EXCERPTED DATA
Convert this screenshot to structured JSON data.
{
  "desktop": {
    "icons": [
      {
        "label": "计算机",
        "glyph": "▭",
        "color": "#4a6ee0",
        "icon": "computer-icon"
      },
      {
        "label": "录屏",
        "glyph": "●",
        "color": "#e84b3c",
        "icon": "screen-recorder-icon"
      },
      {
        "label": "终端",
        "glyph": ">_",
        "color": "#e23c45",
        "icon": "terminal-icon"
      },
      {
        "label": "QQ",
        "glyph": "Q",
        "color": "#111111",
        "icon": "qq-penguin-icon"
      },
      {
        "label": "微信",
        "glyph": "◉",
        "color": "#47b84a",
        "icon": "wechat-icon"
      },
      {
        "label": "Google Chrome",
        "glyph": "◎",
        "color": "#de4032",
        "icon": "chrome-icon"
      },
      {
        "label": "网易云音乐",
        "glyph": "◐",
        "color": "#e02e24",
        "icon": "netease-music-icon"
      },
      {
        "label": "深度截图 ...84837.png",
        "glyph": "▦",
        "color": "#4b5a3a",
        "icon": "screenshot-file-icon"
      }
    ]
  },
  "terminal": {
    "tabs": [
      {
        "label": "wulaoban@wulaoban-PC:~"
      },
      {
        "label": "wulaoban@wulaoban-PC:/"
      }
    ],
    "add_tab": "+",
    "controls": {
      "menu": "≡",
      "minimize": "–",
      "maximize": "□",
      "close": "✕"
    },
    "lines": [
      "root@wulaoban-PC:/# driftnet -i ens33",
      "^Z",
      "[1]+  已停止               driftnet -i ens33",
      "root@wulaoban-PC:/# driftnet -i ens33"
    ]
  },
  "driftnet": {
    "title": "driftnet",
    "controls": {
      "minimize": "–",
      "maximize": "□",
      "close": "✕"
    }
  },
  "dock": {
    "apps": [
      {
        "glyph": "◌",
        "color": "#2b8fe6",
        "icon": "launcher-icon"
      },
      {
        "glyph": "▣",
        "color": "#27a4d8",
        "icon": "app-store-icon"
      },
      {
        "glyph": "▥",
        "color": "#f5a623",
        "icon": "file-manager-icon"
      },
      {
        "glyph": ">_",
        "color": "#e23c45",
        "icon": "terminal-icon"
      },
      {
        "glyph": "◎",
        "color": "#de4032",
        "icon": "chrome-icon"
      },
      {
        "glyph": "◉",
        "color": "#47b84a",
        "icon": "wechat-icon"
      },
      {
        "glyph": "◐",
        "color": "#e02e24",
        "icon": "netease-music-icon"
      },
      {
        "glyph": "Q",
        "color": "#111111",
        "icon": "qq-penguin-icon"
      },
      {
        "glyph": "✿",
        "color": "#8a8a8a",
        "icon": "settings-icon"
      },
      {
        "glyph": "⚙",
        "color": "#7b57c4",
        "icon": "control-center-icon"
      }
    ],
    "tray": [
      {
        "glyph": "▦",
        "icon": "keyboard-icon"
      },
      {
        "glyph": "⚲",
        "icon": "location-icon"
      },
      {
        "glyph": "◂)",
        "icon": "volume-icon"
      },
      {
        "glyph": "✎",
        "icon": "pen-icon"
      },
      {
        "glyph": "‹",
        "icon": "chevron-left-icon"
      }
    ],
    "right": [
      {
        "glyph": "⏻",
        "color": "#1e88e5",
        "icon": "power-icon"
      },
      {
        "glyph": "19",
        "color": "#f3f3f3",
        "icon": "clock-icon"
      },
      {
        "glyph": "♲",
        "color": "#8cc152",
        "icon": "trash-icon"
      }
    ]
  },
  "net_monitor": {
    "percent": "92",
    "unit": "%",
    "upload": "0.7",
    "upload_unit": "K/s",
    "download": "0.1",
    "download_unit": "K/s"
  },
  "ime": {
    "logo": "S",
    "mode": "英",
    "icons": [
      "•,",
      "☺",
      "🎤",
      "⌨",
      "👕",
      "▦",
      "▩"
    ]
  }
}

WHAT NEEDS TO BE DONE
All of the material above needs to be copied exactly.

SOLUTION FOR THIS EXERCISE
Convert this screenshot to structured JSON data.
{
  "desktop": {
    "icons": [
      {
        "label": "计算机",
        "glyph": "▭",
        "color": "#4a6ee0",
        "icon": "computer-icon"
      },
      {
        "label": "录屏",
        "glyph": "●",
        "color": "#e84b3c",
        "icon": "screen-recorder-icon"
      },
      {
        "label": "终端",
        "glyph": ">_",
        "color": "#e23c45",
        "icon": "terminal-icon"
      },
      {
        "label": "QQ",
        "glyph": "Q",
        "color": "#111111",
        "icon": "qq-penguin-icon"
      },
      {
        "label": "微信",
        "glyph": "◉",
        "color": "#47b84a",
        "icon": "wechat-icon"
      },
      {
        "label": "Google Chrome",
        "glyph": "◎",
        "color": "#de4032",
        "icon": "chrome-icon"
      },
      {
        "label": "网易云音乐",
        "glyph": "◐",
        "color": "#e02e24",
        "icon": "netease-music-icon"
      },
      {
        "label": "深度截图 ...84837.png",
        "glyph": "▦",
        "color": "#4b5a3a",
        "icon": "screenshot-file-icon"
      }
    ]
  },
  "terminal": {
    "tabs": [
      {
        "label": "wulaoban@wulaoban-PC:~"
      },
      {
        "label": "wulaoban@wulaoban-PC:/"
      }
    ],
    "add_tab": "+",
    "controls": {
      "menu": "≡",
      "minimize": "–",
      "maximize": "□",
      "close": "✕"
    },
    "lines": [
      "root@wulaoban-PC:/# driftnet -i ens33",
      "^Z",
      "[1]+  已停止               driftnet -i ens33",
      "root@wulaoban-PC:/# driftnet -i ens33"
    ]
  },
  "driftnet": {
    "title": "driftnet",
    "controls": {
      "minimize": "–",
      "maximize": "□",
      "close": "✕"
    }
  },
  "dock": {
    "apps": [
      {
        "glyph": "◌",
        "color": "#2b8fe6",
        "icon": "launcher-icon"
      },
      {
        "glyph": "▣",
        "color": "#27a4d8",
        "icon": "app-store-icon"
      },
      {
        "glyph": "▥",
        "color": "#f5a623",
        "icon": "file-manager-icon"
      },
      {
        "glyph": ">_",
        "color": "#e23c45",
        "icon": "terminal-icon"
      },
      {
        "glyph": "◎",
        "color": "#de4032",
        "icon": "chrome-icon"
      },
      {
        "glyph": "◉",
        "color": "#47b84a",
        "icon": "wechat-icon"
      },
      {
        "glyph": "◐",
        "color": "#e02e24",
        "icon": "netease-music-icon"
      },
      {
        "glyph": "Q",
        "color": "#111111",
        "icon": "qq-penguin-icon"
      },
      {
        "glyph": "✿",
        "color": "#8a8a8a",
        "icon": "settings-icon"
      },
      {
        "glyph": "⚙",
        "color": "#7b57c4",
        "icon": "control-center-icon"
      }
    ],
    "tray": [
      {
        "glyph": "▦",
        "icon": "keyboard-icon"
      },
      {
        "glyph": "⚲",
        "icon": "location-icon"
      },
      {
        "glyph": "◂)",
        "icon": "volume-icon"
      },
      {
        "glyph": "✎",
        "icon": "pen-icon"
      },
      {
        "glyph": "‹",
        "icon": "chevron-left-icon"
      }
    ],
    "right": [
      {
        "glyph": "⏻",
        "color": "#1e88e5",
        "icon": "power-icon"
      },
      {
        "glyph": "19",
        "color": "#f3f3f3",
        "icon": "clock-icon"
      },
      {
        "glyph": "♲",
        "color": "#8cc152",
        "icon": "trash-icon"
      }
    ]
  },
  "net_monitor": {
    "percent": "92",
    "unit": "%",
    "upload": "0.7",
    "upload_unit": "K/s",
    "download": "0.1",
    "download_unit": "K/s"
  },
  "ime": {
    "logo": "S",
    "mode": "英",
    "icons": [
      "•,",
      "☺",
      "🎤",
      "⌨",
      "👕",
      "▦",
      "▩"
    ]
  }
}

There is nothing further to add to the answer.